===== Supplied records

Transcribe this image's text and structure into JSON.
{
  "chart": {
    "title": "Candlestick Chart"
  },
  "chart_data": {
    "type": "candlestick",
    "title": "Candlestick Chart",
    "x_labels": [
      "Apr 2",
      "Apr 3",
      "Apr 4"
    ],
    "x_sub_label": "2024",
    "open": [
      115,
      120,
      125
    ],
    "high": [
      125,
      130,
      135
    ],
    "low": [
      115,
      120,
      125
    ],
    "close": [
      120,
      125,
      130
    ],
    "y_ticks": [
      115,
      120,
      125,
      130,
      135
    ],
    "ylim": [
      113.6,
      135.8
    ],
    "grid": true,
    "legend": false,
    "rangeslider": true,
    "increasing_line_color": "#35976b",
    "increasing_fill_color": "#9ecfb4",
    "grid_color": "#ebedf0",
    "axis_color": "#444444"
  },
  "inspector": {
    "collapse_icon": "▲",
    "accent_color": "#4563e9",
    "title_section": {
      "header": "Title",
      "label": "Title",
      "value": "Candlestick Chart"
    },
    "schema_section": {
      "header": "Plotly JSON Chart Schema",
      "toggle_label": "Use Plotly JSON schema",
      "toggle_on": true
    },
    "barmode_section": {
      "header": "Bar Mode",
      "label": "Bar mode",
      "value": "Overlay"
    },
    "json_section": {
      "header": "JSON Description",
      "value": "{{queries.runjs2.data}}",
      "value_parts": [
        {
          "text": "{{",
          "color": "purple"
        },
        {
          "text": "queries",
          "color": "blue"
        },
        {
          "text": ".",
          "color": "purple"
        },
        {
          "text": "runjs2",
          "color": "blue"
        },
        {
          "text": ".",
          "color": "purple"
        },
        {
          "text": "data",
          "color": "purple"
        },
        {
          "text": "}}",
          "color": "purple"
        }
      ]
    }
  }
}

==========

*Stated problem*:
Read the entries and select each line where the word "true" is found.

*Task response*:
    "grid": true,
    "rangeslider": true,
      "toggle_on": true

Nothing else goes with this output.